EXTRAIT:
---*---

Réponse à Manuel Valls sur le financement des universités (4-10)

Communiqué de presse du 04 10 2014

Investissements d’avenir politique « d’excellence » : un refrain lénifiant bien rodé mais des conséquences délétères

Réponse à Manuel Valls sur le financement des universités.

En déplacement à Besançon le 29 septembre, le Premier Ministre Manuel Valls, la Ministre de l’Education Nationale, de l’Enseignement Supérieur et de la Recherche (ESR) Najat Vallaud-Belcacem et la Secrétaire d’état à l’Enseignement Supérieur et à la Recherche Geneviève Fioraso ont annoncé « 3 milliards de plus » pour les universités.

Dans la grande tradition initiée par Valérie Pécresse sous la présidence de Nicolas Sarkozy, les annonces de milliards continuent à pleuvoir sur l’ESR. Pourtant, dans les universités et les laboratoires de recherche publics, nous assistons à une paupérisation toujours plus grande.

Cette nouvelle opération de communication de la part de nos ministres vise très certainement à tenter de désamorcer la colère qui s’exprime à tous les niveaux de l’ESR, et notamment au travers de l’initiative « Sciences en marche ».

Mais les faits sont têtus : cette déclaration est à la fois un non-événement, un leurre et un cadeau empoisonné.

C’est un non-événement, car ces 3 milliards qui s’inscrivent en fait dans l’Initiative d’avenir n°2 et qui serviront à financer de nouvelles Initiatives d’Excellence (IDEX) et des « I-Sites » (des sites universitaires de taille régionale avec une spécialité forte) ont déjà été annoncés par le Président de la République lors d’un déplacement à Strasbourg en février dernier.

C’est un leurre, car comme le souligne le rapport du sénat (1), « les campus sélectionnés ne recevront que le produit du capital mis à leur disposition », de l’ordre de 4% de la dotation annoncée (2). En pratique, les établissements sélectionnés ne se partageront donc au total qu’un peu plus de 100 millions d’euros annuels, soit 0,8% du budget total des universités (12,1 milliards d’euros en 2014).

---*---

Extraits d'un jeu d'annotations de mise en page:
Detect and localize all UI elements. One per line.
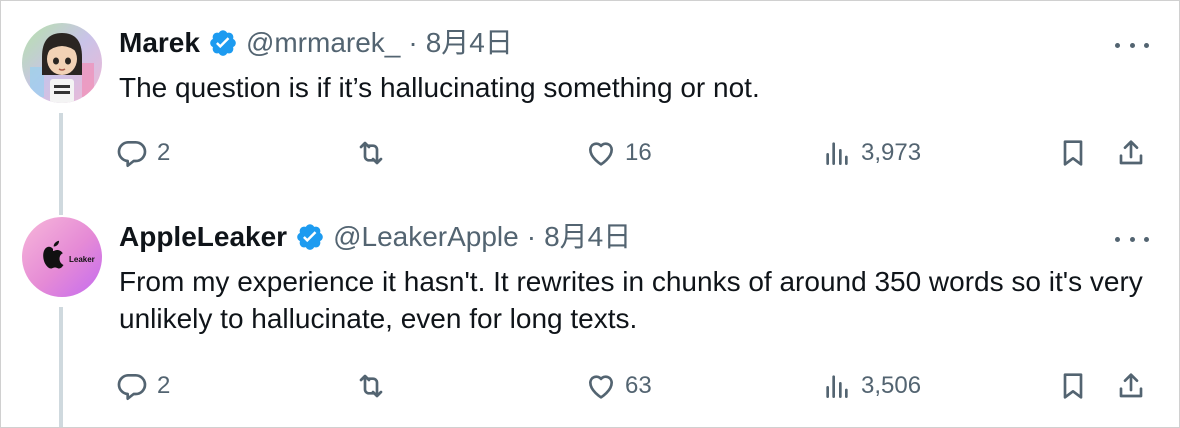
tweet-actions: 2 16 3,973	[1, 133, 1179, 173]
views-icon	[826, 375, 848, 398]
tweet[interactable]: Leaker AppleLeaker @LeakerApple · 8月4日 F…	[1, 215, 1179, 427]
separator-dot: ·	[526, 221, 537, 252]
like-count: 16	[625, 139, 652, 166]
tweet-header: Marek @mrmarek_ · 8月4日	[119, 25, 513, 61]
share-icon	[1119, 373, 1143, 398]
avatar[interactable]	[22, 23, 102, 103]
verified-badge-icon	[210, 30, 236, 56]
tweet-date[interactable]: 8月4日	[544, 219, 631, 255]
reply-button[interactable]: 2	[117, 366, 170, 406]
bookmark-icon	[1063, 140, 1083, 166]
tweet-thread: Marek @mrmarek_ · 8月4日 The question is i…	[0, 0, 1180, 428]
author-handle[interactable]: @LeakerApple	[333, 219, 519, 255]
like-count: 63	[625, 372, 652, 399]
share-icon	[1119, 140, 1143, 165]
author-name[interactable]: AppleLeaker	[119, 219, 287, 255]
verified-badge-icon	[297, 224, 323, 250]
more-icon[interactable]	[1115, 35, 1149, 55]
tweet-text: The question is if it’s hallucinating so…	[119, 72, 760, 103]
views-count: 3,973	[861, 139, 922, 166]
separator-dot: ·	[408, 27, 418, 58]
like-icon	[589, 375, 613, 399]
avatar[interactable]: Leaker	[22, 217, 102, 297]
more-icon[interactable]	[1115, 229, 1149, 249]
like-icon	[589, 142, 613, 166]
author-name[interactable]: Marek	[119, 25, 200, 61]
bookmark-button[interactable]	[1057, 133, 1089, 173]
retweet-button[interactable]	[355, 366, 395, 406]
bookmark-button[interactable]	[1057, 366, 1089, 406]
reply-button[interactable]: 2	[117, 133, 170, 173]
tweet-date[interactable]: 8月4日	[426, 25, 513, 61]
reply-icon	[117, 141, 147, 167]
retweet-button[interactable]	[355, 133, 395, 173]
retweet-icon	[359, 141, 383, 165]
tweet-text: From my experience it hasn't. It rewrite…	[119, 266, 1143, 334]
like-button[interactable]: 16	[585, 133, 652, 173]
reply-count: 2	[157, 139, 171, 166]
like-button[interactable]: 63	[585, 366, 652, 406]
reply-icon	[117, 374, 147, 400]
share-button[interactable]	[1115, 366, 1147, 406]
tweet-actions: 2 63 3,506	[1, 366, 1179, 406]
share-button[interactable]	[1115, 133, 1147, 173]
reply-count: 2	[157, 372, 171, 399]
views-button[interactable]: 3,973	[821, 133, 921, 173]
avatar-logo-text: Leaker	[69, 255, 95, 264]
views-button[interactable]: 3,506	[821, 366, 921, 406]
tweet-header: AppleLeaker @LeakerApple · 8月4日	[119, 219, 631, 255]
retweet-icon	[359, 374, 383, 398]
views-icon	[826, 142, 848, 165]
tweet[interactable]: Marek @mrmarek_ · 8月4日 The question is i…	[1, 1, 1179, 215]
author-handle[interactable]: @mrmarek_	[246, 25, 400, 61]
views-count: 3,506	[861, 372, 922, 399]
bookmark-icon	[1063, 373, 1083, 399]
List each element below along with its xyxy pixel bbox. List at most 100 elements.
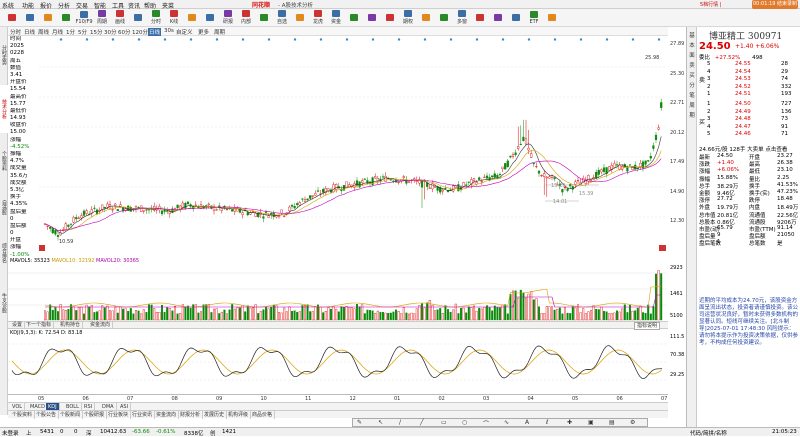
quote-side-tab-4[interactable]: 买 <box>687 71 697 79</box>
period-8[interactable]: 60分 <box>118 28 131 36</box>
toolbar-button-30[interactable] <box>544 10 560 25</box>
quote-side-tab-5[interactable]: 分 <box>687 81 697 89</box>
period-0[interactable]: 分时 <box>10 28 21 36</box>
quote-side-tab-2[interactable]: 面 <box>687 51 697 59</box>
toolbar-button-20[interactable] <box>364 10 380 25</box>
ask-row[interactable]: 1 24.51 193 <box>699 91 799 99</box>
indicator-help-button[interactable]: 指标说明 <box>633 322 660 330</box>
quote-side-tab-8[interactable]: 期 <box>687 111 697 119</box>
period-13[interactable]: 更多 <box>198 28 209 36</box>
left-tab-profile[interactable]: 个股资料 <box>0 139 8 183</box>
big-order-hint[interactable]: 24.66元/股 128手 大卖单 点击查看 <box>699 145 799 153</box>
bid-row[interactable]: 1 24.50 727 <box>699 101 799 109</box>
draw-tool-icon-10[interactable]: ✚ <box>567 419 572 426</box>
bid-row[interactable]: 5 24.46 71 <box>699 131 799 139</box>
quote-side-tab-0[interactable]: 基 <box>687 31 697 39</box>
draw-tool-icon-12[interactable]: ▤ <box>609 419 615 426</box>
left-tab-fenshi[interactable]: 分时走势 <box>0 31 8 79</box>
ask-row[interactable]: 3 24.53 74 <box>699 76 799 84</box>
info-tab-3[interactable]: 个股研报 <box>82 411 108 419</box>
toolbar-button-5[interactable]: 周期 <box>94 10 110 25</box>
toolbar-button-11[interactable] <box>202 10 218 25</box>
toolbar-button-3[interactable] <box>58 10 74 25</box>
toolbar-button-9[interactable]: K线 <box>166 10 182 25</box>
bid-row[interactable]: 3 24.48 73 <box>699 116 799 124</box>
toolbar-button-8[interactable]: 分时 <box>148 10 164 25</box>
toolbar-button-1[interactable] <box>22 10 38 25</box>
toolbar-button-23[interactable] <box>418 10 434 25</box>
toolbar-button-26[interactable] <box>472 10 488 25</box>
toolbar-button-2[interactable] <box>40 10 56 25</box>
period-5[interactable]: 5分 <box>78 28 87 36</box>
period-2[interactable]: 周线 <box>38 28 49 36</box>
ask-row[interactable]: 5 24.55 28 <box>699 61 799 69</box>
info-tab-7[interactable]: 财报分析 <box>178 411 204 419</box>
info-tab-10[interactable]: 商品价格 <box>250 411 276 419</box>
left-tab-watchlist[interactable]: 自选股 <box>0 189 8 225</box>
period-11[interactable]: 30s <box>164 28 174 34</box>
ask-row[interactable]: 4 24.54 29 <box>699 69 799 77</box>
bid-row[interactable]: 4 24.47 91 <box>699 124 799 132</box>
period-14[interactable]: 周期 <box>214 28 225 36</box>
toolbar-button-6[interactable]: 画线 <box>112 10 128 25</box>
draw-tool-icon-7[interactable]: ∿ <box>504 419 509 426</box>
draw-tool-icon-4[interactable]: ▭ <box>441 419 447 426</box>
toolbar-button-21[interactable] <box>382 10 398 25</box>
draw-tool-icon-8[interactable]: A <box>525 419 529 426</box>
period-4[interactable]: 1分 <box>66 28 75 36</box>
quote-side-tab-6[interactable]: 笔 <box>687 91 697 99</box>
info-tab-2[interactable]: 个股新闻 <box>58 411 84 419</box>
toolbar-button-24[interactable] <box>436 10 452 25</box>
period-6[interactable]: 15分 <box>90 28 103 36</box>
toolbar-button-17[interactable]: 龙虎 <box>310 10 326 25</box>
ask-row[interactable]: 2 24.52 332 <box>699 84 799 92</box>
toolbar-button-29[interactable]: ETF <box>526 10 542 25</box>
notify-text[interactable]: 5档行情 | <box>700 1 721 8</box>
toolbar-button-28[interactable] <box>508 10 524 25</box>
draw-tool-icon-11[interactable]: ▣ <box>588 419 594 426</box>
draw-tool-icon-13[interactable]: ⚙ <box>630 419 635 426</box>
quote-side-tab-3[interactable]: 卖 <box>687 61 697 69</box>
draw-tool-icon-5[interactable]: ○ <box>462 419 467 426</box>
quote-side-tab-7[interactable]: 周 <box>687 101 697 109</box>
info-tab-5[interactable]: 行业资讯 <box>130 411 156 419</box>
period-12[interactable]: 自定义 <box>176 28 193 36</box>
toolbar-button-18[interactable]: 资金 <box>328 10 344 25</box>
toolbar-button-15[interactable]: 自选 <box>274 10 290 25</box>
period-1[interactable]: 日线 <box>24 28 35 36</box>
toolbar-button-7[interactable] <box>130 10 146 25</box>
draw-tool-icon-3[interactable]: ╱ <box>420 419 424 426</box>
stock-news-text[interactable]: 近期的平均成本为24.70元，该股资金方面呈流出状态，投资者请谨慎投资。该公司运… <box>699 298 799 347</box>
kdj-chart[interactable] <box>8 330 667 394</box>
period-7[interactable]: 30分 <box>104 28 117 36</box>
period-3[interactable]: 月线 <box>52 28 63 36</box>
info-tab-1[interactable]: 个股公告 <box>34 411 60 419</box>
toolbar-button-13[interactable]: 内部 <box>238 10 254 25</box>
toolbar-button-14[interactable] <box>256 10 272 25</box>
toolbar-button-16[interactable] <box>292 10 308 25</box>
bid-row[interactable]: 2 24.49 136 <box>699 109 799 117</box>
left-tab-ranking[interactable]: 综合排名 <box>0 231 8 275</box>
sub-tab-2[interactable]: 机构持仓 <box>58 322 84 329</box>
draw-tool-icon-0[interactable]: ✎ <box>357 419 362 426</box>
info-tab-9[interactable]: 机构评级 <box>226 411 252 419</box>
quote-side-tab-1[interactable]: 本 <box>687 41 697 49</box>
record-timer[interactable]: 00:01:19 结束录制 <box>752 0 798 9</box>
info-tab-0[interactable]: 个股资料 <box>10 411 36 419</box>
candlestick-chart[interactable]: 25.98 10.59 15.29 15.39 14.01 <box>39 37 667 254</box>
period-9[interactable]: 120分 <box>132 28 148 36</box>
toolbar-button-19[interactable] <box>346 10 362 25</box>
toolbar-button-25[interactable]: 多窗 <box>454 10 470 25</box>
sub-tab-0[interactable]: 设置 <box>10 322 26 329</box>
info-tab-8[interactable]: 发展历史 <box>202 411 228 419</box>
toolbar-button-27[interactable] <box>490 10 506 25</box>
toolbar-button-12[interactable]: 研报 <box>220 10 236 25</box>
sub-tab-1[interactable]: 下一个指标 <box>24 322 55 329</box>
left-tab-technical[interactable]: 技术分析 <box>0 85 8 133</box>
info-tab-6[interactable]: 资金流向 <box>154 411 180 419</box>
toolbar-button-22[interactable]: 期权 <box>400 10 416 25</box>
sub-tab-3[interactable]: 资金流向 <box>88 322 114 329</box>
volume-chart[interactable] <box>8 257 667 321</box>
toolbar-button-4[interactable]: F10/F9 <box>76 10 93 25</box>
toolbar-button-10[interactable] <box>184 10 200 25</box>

---*---

CONSIGNES:
• 1. Relevez toutes les personnes désignées par leur nom dans le communiqué.
• 2. D'après le communiqué, pourquoi l'annonce des 3 milliards est-elle un leurre ?
Les lignes n'ont aucun rôle à jouer ici.

CORRIGÉ:
• 1. Manuel Valls, Najat Vallaud-Belcacem, Geneviève Fioraso, Valérie Pécresse, Nicolas Sarkozy

• 2. Les campus sélectionnés ne recevront que le produit du capital mis à leur disposition, soit environ 4 % de la dotation annoncée. Au total, les établissements ne se partageront donc qu'un peu plus de 100 millions d'euros par an, ce qui représente 0,8 % du budget total des universités.